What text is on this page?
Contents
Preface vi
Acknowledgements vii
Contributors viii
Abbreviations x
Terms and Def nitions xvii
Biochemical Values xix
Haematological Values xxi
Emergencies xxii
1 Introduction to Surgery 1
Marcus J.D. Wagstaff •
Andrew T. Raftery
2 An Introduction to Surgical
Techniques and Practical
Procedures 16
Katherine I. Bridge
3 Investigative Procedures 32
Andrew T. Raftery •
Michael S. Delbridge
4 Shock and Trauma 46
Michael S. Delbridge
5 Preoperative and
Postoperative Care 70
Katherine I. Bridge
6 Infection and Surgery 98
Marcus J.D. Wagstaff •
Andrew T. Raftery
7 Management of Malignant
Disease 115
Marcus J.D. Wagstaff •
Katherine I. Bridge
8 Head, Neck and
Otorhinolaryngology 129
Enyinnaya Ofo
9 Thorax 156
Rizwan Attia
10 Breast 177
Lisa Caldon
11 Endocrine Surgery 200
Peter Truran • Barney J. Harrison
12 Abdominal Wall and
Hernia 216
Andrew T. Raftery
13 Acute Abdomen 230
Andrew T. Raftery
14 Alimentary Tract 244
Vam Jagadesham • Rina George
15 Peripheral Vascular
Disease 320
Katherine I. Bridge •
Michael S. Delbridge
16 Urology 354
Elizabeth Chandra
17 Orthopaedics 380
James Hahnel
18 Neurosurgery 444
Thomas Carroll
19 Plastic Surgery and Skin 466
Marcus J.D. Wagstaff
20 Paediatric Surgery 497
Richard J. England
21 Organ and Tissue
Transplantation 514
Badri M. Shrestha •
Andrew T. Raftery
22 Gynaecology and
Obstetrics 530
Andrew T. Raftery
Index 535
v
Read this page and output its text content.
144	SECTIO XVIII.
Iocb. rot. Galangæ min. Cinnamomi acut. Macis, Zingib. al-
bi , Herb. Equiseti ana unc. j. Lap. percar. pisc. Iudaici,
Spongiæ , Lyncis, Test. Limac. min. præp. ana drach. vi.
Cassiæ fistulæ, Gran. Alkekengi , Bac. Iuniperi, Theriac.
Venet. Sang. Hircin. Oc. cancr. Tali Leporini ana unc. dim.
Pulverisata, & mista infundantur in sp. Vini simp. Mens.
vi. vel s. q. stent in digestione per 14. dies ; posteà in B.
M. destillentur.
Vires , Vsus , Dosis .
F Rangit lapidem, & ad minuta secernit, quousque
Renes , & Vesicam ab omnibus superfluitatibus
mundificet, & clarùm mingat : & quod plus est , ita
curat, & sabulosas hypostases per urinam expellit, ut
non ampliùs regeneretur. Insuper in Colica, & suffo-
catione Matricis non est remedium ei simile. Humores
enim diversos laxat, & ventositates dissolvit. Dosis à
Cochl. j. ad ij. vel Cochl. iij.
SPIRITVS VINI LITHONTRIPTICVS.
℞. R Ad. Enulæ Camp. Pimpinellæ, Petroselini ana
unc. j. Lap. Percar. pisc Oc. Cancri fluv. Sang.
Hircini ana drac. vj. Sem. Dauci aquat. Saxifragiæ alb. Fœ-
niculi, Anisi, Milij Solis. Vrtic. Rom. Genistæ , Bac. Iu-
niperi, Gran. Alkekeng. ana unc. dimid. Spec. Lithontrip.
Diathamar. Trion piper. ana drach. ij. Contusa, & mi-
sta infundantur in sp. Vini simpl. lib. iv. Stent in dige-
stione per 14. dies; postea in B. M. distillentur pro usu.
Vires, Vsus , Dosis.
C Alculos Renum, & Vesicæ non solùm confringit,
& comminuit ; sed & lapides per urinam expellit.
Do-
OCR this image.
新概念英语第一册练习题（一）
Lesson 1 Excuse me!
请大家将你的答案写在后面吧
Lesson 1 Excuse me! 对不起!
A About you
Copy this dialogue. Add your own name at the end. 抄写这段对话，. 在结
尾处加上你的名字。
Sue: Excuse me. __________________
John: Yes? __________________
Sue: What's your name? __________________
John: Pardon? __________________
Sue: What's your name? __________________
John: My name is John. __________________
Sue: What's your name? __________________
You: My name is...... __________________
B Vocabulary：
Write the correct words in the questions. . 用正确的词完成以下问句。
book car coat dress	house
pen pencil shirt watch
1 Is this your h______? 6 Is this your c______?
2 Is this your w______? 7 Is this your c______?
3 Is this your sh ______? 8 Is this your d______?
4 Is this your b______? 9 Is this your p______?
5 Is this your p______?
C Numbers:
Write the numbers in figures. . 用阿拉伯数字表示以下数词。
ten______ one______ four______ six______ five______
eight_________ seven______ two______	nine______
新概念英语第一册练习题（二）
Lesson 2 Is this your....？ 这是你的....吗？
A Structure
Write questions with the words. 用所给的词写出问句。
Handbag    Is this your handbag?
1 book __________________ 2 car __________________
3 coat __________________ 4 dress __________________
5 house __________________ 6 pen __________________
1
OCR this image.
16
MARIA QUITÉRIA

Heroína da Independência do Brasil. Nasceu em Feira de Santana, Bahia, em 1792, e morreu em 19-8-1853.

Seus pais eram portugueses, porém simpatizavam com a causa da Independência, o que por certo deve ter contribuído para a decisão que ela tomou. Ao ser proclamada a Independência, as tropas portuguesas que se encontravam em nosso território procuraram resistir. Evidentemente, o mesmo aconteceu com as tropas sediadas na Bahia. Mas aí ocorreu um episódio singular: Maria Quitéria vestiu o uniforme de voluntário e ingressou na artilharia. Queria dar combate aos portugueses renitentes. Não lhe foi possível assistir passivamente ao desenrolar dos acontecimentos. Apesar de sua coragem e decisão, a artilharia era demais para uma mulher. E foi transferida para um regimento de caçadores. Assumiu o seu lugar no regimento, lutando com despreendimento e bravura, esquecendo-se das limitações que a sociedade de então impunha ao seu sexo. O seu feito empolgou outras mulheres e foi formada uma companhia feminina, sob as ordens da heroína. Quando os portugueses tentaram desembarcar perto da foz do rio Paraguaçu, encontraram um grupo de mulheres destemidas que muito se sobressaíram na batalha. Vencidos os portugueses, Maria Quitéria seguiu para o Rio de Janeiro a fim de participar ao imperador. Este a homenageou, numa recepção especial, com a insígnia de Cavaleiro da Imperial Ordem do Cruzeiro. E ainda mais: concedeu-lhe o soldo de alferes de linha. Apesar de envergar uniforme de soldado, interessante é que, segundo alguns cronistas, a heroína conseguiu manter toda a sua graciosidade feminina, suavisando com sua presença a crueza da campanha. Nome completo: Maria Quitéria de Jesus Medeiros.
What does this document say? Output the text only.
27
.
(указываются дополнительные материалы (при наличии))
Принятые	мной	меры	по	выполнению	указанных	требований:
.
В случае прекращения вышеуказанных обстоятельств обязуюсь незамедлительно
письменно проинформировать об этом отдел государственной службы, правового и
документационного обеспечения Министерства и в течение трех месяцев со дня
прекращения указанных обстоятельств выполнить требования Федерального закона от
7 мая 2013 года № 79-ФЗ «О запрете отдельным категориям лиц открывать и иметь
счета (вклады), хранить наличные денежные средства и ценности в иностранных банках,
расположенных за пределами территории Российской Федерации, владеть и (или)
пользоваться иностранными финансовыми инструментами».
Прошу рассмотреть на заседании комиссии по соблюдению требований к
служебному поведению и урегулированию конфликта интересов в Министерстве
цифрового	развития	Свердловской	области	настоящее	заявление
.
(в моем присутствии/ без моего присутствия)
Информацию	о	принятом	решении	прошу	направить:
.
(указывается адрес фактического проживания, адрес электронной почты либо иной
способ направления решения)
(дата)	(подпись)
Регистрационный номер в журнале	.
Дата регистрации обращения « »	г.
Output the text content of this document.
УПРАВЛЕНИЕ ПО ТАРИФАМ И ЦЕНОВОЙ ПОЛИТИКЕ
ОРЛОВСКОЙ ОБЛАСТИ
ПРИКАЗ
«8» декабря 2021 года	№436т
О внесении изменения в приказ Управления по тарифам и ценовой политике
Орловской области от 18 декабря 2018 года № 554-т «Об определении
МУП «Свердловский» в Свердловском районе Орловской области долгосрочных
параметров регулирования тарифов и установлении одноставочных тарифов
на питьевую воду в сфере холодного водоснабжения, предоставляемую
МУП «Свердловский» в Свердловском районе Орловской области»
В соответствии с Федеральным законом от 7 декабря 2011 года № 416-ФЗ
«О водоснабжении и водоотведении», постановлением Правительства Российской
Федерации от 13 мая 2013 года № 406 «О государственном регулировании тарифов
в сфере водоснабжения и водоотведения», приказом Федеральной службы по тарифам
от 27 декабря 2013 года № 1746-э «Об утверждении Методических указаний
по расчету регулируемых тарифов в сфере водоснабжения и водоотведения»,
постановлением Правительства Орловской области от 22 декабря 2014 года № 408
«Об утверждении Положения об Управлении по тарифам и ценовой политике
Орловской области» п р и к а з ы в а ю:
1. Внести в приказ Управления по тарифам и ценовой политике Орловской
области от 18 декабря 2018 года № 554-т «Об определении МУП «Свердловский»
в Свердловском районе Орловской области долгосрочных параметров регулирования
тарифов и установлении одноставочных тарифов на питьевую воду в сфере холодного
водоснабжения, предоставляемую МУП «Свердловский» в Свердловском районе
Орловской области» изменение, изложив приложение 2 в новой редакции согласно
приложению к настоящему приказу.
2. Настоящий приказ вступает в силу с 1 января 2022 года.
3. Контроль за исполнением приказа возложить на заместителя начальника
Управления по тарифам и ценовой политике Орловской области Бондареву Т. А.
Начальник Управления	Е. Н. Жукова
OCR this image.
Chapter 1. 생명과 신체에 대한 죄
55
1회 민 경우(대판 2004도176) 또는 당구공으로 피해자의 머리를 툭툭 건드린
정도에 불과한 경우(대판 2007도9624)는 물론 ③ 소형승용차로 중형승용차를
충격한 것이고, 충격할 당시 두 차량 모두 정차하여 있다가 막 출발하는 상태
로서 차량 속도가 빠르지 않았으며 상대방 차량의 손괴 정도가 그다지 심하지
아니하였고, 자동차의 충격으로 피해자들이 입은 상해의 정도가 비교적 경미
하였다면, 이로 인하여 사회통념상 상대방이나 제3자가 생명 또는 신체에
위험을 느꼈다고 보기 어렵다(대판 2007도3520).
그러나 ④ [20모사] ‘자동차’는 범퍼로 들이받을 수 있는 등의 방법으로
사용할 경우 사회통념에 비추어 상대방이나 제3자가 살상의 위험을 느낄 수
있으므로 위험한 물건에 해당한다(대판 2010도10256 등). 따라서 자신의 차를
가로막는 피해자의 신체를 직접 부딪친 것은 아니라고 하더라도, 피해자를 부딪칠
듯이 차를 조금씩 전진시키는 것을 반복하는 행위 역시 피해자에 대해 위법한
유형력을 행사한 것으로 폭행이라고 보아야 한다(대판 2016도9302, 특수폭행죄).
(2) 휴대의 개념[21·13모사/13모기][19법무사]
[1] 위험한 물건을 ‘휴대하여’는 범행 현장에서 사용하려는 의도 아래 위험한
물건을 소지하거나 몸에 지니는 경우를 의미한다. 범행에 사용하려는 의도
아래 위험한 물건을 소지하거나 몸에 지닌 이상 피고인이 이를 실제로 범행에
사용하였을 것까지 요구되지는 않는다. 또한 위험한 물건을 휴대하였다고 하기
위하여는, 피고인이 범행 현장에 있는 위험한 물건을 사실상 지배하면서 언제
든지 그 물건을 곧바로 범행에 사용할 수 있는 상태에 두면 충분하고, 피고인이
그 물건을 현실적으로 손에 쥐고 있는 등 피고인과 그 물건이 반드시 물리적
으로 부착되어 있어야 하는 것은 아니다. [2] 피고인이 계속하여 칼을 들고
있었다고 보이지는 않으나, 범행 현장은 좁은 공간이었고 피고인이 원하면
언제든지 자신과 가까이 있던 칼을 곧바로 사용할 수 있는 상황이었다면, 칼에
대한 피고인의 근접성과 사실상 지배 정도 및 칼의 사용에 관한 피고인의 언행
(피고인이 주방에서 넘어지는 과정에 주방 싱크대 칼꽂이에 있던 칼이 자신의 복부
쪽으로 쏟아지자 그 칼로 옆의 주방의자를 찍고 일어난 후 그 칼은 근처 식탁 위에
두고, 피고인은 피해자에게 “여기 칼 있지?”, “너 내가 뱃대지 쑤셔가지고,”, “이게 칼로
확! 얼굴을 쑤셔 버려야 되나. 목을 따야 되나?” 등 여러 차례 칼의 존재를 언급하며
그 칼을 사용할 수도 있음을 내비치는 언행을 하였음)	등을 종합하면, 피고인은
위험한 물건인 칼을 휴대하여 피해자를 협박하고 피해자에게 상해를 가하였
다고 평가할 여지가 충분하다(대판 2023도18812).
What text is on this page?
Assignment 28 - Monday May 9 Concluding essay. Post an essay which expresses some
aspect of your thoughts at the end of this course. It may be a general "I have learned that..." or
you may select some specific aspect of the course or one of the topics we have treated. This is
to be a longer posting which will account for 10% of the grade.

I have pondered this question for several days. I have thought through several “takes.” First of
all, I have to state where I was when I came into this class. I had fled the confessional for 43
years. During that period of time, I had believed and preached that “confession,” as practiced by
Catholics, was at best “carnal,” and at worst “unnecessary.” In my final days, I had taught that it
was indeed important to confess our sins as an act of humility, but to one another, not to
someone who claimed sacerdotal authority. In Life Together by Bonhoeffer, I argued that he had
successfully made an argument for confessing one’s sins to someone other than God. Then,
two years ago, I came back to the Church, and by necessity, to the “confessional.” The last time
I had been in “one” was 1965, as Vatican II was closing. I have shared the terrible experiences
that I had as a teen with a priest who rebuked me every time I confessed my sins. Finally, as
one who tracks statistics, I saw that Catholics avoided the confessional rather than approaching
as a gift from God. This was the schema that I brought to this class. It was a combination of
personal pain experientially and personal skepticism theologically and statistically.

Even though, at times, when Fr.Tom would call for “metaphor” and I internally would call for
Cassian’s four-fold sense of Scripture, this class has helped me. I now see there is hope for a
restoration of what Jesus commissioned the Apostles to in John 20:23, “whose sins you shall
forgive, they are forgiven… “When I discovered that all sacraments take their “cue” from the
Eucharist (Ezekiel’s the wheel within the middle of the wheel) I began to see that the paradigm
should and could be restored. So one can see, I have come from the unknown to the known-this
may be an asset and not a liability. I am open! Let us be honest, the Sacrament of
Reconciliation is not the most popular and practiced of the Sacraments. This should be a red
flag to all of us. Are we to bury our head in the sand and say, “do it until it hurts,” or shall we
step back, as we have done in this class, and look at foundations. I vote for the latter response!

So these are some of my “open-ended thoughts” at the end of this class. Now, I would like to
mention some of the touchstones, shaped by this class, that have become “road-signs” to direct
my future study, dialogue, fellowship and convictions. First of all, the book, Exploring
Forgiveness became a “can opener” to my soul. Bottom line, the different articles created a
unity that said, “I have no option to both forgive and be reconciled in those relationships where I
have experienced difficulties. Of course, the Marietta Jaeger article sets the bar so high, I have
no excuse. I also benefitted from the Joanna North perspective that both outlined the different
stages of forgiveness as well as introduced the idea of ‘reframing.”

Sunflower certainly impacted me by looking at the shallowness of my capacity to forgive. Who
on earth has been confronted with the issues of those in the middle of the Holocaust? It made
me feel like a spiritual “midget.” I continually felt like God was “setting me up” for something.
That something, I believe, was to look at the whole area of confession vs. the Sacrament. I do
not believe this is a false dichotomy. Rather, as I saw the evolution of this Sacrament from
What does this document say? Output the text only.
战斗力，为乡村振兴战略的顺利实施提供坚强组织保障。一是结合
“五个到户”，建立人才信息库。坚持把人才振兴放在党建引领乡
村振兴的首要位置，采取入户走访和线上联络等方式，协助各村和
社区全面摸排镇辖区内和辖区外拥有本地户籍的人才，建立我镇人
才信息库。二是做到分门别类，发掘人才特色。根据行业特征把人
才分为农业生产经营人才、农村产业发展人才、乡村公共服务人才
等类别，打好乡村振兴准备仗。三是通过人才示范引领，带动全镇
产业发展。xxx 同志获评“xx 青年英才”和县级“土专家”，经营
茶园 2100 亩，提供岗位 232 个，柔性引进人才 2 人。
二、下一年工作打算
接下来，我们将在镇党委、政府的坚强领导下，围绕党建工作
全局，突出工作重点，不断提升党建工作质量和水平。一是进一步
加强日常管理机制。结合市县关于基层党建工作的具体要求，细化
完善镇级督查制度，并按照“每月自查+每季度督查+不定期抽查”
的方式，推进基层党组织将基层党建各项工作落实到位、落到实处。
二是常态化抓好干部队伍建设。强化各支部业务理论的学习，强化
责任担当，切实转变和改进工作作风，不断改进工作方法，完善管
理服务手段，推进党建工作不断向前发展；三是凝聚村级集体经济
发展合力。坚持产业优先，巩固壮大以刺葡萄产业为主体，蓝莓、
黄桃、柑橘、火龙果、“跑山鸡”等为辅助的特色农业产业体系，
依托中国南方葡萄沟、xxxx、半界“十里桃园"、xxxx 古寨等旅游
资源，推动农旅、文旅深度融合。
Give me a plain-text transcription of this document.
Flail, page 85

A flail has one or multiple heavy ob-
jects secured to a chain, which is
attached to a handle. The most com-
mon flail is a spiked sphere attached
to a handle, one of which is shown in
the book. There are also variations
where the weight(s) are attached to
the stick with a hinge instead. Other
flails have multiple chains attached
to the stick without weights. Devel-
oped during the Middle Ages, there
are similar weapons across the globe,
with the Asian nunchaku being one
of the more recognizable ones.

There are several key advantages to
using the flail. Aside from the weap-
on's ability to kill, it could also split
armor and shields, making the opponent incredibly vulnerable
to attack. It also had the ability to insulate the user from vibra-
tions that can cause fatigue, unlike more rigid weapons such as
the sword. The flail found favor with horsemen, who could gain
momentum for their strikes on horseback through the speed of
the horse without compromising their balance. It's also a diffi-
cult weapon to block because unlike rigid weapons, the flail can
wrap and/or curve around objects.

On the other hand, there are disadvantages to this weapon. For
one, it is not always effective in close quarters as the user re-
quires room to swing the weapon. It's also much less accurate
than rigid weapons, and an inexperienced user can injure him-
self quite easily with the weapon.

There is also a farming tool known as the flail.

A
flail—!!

• **Prompt**
Copy every line of the listing containing the string "상대방이나".

• **Reply**
하였다면, 이로 인하여 사회통념상 상대방이나 제3자가 생명 또는 신체에
사용할 경우 사회통념에 비추어 상대방이나 제3자가 살상의 위험을 느낄 수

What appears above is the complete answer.